# [DATA FOR THE TASK]
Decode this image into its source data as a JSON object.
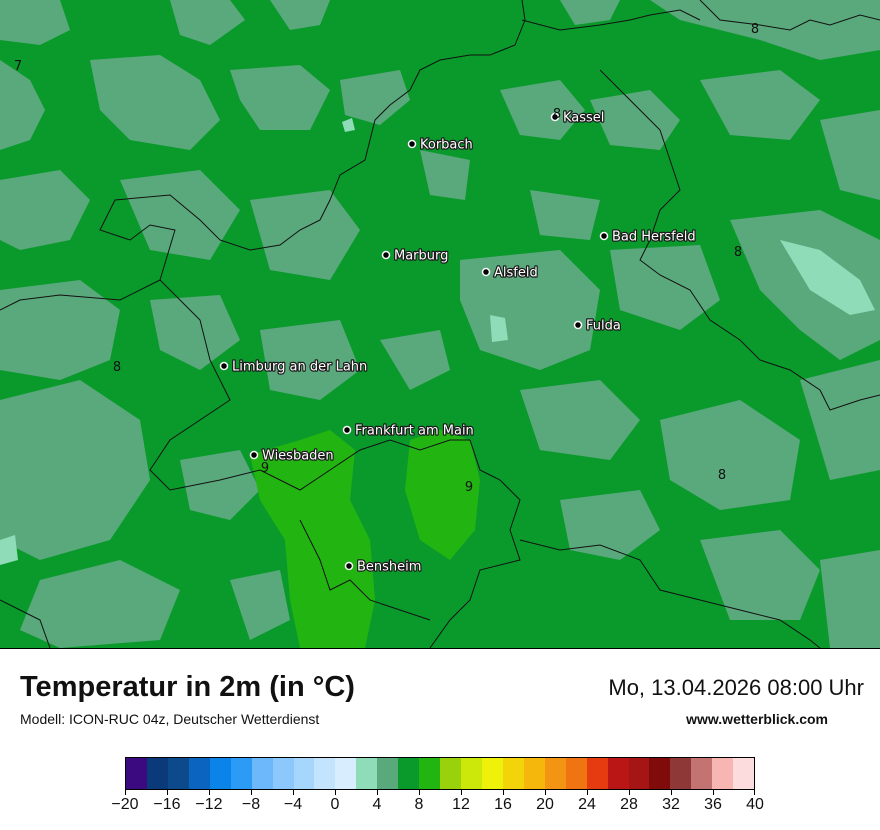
{
  "map": {
    "cities": [
      {
        "name": "Kassel"
      },
      {
        "name": "Korbach"
      },
      {
        "name": "Bad Hersfeld"
      },
      {
        "name": "Marburg"
      },
      {
        "name": "Alsfeld"
      },
      {
        "name": "Fulda"
      },
      {
        "name": "Limburg an der Lahn"
      },
      {
        "name": "Frankfurt am Main"
      },
      {
        "name": "Wiesbaden"
      },
      {
        "name": "Bensheim"
      }
    ],
    "isolines": [
      "7",
      "8",
      "8",
      "8",
      "8",
      "8",
      "9",
      "9"
    ]
  },
  "footer": {
    "title": "Temperatur in 2m (in °C)",
    "model": "Modell: ICON-RUC 04z, Deutscher Wetterdienst",
    "datetime": "Mo, 13.04.2026 08:00 Uhr",
    "website": "www.wetterblick.com"
  },
  "colorbar": {
    "colors": [
      "#3b0a80",
      "#0a3a7a",
      "#0d4a8c",
      "#0b65c0",
      "#0a84e8",
      "#2b9bf5",
      "#6cb8fa",
      "#8cc8fb",
      "#a6d6fc",
      "#c4e4fd",
      "#d8edfd",
      "#8fdcb8",
      "#5aa97c",
      "#0a9a2c",
      "#22b512",
      "#99d20a",
      "#cbe80a",
      "#eef20a",
      "#f3d40b",
      "#f5b70c",
      "#f39412",
      "#f07411",
      "#e63a10",
      "#bb1616",
      "#a51515",
      "#7f0b0b",
      "#8f3838",
      "#c47373",
      "#f8b6b3",
      "#fcdcdc"
    ],
    "ticks": [
      "−20",
      "−16",
      "−12",
      "−8",
      "−4",
      "0",
      "4",
      "8",
      "12",
      "16",
      "20",
      "24",
      "28",
      "32",
      "36",
      "40"
    ]
  },
  "colors": {
    "field_8": "#0a9a2c",
    "field_7": "#5aa97c",
    "field_6": "#8fdcb8",
    "field_9": "#22b512"
  }
}
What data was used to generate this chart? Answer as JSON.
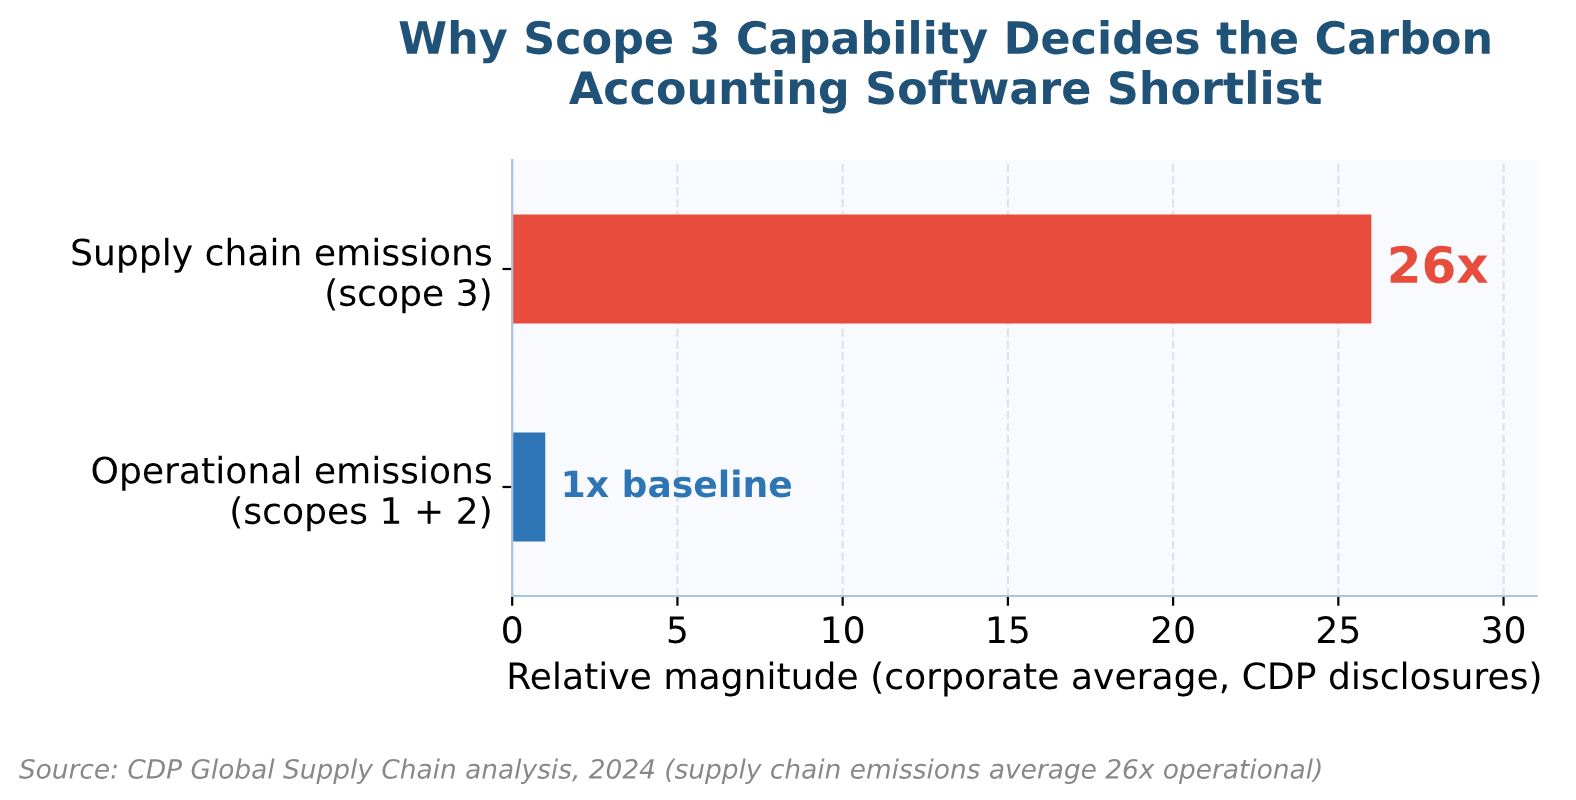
{
  "chart_data": {
    "type": "bar",
    "orientation": "horizontal",
    "title": "Why Scope 3 Capability Decides the Carbon\nAccounting Software Shortlist",
    "categories": [
      "Supply chain emissions\n(scope 3)",
      "Operational emissions\n(scopes 1 + 2)"
    ],
    "values": [
      26,
      1
    ],
    "colors": [
      "#e74c3c",
      "#2e75b6"
    ],
    "value_labels": [
      "26x",
      "1x baseline"
    ],
    "xlabel": "Relative magnitude (corporate average, CDP disclosures)",
    "xlim": [
      0,
      31
    ],
    "xticks": [
      0,
      5,
      10,
      15,
      20,
      25,
      30
    ],
    "grid": "x",
    "annotations": [
      "Source: CDP Global Supply Chain analysis, 2024 (supply chain emissions average 26x operational)"
    ]
  }
}
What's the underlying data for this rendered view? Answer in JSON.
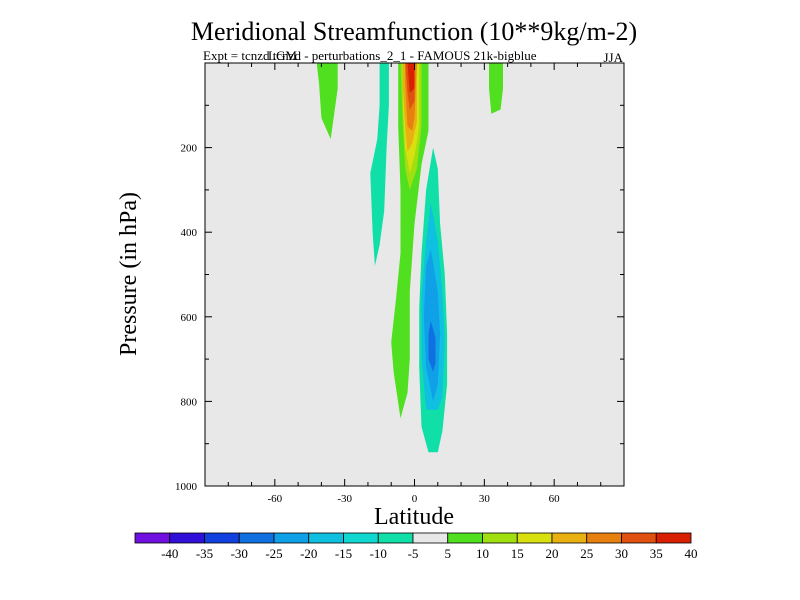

# [WHAT YOU NEED TO DO]
Lines that include the word "chain" are to be extracted from the data above.

# [TASK ANSWER]
      "Supply chain emissions\n(scope 3)",
      "Source: CDP Global Supply Chain analysis, 2024 (supply chain emissions average 26x operational)"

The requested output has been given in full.